→ WORK TO DO: Restate each line of the listing exactly, without carrying over any pictures.

Entries with figure data
********

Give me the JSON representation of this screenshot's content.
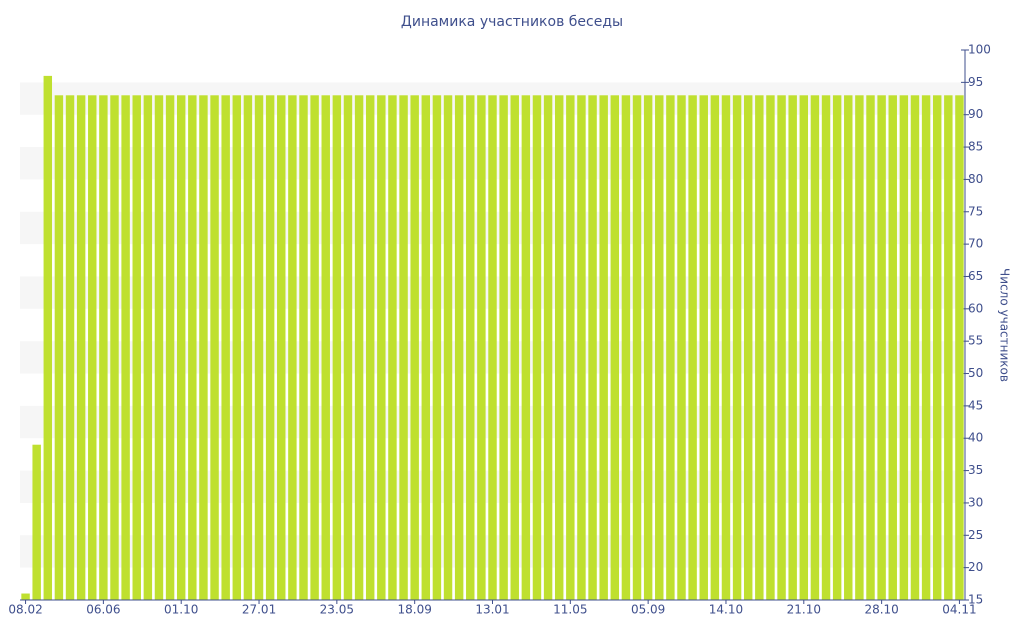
{
  "chart_data": {
    "type": "bar",
    "title": "Динамика участников беседы",
    "y_label": "Число участников",
    "categories": [
      "08.02",
      null,
      null,
      null,
      null,
      null,
      null,
      "06.06",
      null,
      null,
      null,
      null,
      null,
      null,
      "01.10",
      null,
      null,
      null,
      null,
      null,
      null,
      "27.01",
      null,
      null,
      null,
      null,
      null,
      null,
      "23.05",
      null,
      null,
      null,
      null,
      null,
      null,
      "18.09",
      null,
      null,
      null,
      null,
      null,
      null,
      "13.01",
      null,
      null,
      null,
      null,
      null,
      null,
      "11.05",
      null,
      null,
      null,
      null,
      null,
      null,
      "05.09",
      null,
      null,
      null,
      null,
      null,
      null,
      "14.10",
      null,
      null,
      null,
      null,
      null,
      null,
      "21.10",
      null,
      null,
      null,
      null,
      null,
      null,
      "28.10",
      null,
      null,
      null,
      null,
      null,
      null,
      "04.11"
    ],
    "values": [
      16,
      39,
      96,
      93,
      93,
      93,
      93,
      93,
      93,
      93,
      93,
      93,
      93,
      93,
      93,
      93,
      93,
      93,
      93,
      93,
      93,
      93,
      93,
      93,
      93,
      93,
      93,
      93,
      93,
      93,
      93,
      93,
      93,
      93,
      93,
      93,
      93,
      93,
      93,
      93,
      93,
      93,
      93,
      93,
      93,
      93,
      93,
      93,
      93,
      93,
      93,
      93,
      93,
      93,
      93,
      93,
      93,
      93,
      93,
      93,
      93,
      93,
      93,
      93,
      93,
      93,
      93,
      93,
      93,
      93,
      93,
      93,
      93,
      93,
      93,
      93,
      93,
      93,
      93,
      93,
      93,
      93,
      93,
      93,
      93
    ],
    "color": "#bfe02f",
    "ylim": [
      15,
      100
    ],
    "yticks": [
      15,
      20,
      25,
      30,
      35,
      40,
      45,
      50,
      55,
      60,
      65,
      70,
      75,
      80,
      85,
      90,
      95,
      100
    ],
    "y_axis_side": "right",
    "grid": true
  }
}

********

→ OUTPUT OF THE TASK:
Give me the JSON representation of this screenshot's content.
{
  "chart_data": {
    "type": "bar",
    "title": "Динамика участников беседы",
    "y_label": "Число участников",
    "categories": [
      "08.02",
      null,
      null,
      null,
      null,
      null,
      null,
      "06.06",
      null,
      null,
      null,
      null,
      null,
      null,
      "01.10",
      null,
      null,
      null,
      null,
      null,
      null,
      "27.01",
      null,
      null,
      null,
      null,
      null,
      null,
      "23.05",
      null,
      null,
      null,
      null,
      null,
      null,
      "18.09",
      null,
      null,
      null,
      null,
      null,
      null,
      "13.01",
      null,
      null,
      null,
      null,
      null,
      null,
      "11.05",
      null,
      null,
      null,
      null,
      null,
      null,
      "05.09",
      null,
      null,
      null,
      null,
      null,
      null,
      "14.10",
      null,
      null,
      null,
      null,
      null,
      null,
      "21.10",
      null,
      null,
      null,
      null,
      null,
      null,
      "28.10",
      null,
      null,
      null,
      null,
      null,
      null,
      "04.11"
    ],
    "values": [
      16,
      39,
      96,
      93,
      93,
      93,
      93,
      93,
      93,
      93,
      93,
      93,
      93,
      93,
      93,
      93,
      93,
      93,
      93,
      93,
      93,
      93,
      93,
      93,
      93,
      93,
      93,
      93,
      93,
      93,
      93,
      93,
      93,
      93,
      93,
      93,
      93,
      93,
      93,
      93,
      93,
      93,
      93,
      93,
      93,
      93,
      93,
      93,
      93,
      93,
      93,
      93,
      93,
      93,
      93,
      93,
      93,
      93,
      93,
      93,
      93,
      93,
      93,
      93,
      93,
      93,
      93,
      93,
      93,
      93,
      93,
      93,
      93,
      93,
      93,
      93,
      93,
      93,
      93,
      93,
      93,
      93,
      93,
      93,
      93
    ],
    "color": "#bfe02f",
    "ylim": [
      15,
      100
    ],
    "yticks": [
      15,
      20,
      25,
      30,
      35,
      40,
      45,
      50,
      55,
      60,
      65,
      70,
      75,
      80,
      85,
      90,
      95,
      100
    ],
    "y_axis_side": "right",
    "grid": true
  }
}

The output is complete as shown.